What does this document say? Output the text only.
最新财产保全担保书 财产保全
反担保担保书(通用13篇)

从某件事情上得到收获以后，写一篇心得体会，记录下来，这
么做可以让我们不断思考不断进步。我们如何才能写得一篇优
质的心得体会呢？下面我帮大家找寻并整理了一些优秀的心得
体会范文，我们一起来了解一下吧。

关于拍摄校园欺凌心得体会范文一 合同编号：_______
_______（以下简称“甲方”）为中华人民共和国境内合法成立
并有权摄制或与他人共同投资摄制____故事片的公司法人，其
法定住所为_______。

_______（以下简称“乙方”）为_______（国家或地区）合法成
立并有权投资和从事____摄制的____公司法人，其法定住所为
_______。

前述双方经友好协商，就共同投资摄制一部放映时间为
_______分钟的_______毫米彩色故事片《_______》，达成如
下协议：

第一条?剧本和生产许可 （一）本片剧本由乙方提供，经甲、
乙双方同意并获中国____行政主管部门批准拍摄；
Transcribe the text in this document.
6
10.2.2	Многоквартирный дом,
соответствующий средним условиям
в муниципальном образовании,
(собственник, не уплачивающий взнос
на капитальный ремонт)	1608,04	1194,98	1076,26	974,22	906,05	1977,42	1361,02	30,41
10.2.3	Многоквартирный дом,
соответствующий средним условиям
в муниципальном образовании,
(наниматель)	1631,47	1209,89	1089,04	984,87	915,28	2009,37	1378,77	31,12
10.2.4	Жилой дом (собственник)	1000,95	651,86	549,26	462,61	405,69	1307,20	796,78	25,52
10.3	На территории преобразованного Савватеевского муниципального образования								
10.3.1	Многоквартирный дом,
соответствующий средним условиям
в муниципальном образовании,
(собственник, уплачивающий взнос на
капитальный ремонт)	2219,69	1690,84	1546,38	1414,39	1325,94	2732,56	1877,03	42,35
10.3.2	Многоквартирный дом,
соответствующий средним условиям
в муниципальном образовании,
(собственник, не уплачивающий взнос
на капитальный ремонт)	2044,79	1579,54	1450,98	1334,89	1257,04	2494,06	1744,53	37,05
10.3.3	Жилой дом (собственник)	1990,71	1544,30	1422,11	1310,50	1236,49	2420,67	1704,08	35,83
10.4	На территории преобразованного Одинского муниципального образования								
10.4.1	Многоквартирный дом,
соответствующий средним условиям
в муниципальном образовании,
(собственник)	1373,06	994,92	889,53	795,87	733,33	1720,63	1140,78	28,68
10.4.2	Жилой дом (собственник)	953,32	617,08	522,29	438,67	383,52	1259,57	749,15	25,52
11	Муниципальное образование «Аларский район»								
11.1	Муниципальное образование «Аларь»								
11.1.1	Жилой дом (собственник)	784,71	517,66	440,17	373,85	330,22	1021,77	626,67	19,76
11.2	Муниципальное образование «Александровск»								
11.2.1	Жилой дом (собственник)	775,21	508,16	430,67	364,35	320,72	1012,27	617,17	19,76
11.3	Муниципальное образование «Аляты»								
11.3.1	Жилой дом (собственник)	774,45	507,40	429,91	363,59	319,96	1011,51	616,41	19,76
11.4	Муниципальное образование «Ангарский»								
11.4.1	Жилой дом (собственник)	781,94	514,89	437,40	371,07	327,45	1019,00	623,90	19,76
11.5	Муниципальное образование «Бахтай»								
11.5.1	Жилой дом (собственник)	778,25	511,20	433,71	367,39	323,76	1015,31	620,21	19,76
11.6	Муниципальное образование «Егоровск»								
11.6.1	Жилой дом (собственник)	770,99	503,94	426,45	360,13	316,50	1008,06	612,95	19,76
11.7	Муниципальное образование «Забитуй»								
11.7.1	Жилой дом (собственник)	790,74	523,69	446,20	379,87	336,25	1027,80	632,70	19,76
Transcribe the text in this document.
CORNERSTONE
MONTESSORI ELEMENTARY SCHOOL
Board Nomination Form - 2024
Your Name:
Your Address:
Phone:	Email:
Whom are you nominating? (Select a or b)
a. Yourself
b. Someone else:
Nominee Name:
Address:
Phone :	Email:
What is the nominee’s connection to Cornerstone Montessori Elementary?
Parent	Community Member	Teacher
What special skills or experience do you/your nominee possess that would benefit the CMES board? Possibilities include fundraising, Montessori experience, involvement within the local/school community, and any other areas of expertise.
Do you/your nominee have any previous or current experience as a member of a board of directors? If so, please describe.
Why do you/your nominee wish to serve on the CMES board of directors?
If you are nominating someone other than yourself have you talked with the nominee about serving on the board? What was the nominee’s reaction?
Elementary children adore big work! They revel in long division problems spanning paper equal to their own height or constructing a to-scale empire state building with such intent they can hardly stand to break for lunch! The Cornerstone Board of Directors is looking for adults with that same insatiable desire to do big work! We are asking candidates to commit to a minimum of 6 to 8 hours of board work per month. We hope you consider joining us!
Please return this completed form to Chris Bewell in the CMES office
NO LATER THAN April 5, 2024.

------------

__What you will do__
Copy out all lines where the word "have" appears.

__Complete answer__
Do you/your nominee have any previous or current experience as a member of a board of directors? If so, please describe.
If you are nominating someone other than yourself have you talked with the nominee about serving on the board? What was the nominee’s reaction?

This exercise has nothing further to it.